**TASK OBJECTIVE:** How many lines in these records hold the string "妙用倒推法"? State only that number.

**DATA SUPPLIED:**
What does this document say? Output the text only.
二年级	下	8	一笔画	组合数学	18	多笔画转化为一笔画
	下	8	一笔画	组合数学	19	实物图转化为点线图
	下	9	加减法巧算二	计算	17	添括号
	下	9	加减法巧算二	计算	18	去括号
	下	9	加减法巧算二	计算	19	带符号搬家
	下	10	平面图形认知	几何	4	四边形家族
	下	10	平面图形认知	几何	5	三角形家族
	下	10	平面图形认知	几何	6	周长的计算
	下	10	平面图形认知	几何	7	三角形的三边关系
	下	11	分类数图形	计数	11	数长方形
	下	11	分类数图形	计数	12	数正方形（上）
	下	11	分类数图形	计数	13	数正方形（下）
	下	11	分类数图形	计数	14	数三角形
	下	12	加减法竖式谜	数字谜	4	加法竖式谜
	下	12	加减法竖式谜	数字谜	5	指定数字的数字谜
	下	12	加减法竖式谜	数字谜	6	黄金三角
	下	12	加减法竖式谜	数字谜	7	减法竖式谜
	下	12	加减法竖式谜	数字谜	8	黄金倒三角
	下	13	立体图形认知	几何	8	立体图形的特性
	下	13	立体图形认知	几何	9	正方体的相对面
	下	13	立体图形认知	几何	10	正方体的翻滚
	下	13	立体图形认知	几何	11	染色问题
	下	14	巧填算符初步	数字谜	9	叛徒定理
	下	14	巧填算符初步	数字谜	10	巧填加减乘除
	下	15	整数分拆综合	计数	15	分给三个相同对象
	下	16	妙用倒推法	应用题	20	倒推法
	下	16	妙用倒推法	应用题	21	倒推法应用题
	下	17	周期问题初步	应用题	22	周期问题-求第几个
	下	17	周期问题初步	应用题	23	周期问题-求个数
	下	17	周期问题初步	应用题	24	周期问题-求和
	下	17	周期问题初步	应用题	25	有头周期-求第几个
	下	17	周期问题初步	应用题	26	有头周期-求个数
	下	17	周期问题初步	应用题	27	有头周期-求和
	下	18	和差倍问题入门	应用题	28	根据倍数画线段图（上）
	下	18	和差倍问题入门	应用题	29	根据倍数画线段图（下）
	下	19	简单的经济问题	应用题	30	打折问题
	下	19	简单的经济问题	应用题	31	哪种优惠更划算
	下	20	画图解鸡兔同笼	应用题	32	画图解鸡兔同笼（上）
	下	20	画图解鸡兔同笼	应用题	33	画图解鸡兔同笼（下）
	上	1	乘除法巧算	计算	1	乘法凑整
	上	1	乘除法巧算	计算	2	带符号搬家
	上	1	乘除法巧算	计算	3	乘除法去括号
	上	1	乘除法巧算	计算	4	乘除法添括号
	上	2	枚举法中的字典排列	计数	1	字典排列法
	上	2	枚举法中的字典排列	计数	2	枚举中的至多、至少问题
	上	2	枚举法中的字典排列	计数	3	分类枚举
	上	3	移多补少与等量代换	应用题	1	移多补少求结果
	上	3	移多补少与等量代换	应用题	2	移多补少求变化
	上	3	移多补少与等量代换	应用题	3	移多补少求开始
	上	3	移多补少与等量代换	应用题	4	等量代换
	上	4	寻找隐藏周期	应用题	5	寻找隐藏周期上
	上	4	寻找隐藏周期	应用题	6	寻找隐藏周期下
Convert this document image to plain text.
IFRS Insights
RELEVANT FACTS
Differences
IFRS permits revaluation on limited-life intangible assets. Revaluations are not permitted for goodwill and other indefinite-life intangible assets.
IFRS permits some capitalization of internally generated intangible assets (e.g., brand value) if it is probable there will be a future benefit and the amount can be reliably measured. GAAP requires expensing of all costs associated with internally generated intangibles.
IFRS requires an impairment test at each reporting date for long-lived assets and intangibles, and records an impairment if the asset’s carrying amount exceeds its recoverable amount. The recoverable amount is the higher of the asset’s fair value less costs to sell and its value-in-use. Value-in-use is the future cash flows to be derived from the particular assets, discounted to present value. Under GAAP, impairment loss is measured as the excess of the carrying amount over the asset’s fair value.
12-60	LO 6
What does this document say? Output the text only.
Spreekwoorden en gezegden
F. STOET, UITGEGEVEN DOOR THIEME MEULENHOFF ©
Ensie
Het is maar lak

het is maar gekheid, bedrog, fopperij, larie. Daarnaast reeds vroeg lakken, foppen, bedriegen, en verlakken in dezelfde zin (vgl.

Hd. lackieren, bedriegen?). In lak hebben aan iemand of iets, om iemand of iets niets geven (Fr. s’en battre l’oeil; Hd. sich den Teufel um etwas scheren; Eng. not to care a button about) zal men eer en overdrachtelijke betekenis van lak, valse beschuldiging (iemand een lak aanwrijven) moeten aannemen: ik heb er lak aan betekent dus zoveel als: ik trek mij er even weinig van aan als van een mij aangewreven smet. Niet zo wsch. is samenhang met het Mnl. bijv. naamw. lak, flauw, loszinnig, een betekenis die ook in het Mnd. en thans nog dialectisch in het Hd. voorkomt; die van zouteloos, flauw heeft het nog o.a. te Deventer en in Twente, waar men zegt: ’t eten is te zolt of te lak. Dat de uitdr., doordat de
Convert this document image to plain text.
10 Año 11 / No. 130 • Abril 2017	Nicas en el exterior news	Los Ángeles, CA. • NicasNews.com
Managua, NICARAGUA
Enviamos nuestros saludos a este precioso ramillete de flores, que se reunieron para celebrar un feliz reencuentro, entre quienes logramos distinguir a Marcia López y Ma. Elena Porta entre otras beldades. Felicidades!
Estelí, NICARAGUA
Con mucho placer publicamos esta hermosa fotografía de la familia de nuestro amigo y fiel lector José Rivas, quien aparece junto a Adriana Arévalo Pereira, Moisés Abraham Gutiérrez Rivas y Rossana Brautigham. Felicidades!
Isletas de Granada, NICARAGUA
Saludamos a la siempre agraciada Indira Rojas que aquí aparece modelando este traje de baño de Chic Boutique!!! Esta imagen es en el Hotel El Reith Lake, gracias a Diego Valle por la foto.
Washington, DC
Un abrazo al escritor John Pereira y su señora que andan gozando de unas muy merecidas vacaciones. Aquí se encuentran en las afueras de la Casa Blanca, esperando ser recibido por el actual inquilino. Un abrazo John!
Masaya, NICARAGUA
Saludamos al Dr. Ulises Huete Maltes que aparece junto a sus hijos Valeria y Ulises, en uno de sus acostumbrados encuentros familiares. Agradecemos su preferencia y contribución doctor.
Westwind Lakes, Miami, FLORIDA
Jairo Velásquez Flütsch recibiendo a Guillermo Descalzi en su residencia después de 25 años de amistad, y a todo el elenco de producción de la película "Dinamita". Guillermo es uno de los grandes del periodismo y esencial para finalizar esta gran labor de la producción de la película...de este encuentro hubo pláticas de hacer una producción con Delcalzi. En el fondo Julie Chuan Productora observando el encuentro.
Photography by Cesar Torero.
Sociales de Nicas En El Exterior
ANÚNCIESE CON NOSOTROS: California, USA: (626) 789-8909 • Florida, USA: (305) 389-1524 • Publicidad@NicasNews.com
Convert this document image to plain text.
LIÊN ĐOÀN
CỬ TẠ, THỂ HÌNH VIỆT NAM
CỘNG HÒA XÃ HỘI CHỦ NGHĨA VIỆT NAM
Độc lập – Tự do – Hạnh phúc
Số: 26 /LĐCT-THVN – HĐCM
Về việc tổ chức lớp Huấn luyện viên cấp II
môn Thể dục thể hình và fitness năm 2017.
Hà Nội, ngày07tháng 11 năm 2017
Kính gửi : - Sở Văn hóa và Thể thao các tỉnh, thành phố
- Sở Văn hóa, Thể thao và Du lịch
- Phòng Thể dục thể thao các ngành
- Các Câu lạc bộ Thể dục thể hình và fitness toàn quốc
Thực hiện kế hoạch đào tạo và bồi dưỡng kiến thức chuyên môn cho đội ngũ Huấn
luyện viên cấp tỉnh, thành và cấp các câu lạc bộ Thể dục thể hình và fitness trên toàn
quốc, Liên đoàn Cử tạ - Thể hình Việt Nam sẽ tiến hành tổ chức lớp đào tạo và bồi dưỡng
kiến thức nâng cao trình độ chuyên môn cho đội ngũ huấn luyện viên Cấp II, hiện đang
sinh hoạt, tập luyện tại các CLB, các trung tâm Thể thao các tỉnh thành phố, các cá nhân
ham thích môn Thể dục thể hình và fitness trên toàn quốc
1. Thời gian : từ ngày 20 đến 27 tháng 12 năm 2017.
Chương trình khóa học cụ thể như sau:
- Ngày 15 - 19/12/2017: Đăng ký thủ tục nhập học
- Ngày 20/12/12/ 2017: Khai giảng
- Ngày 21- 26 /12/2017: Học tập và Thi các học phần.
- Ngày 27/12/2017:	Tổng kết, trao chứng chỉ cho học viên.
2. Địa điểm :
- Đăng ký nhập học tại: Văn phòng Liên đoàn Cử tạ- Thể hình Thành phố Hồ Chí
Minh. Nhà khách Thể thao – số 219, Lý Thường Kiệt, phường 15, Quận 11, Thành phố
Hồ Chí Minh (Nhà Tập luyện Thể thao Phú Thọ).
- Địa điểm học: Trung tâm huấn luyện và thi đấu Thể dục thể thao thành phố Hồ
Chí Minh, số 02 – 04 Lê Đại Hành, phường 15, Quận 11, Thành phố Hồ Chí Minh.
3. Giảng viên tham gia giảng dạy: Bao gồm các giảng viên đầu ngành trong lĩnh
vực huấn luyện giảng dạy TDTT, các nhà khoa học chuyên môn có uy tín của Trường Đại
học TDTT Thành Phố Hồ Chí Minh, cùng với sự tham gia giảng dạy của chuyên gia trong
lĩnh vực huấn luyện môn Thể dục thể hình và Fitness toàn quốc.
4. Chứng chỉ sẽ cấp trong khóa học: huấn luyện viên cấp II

**FINAL RESULT:** 2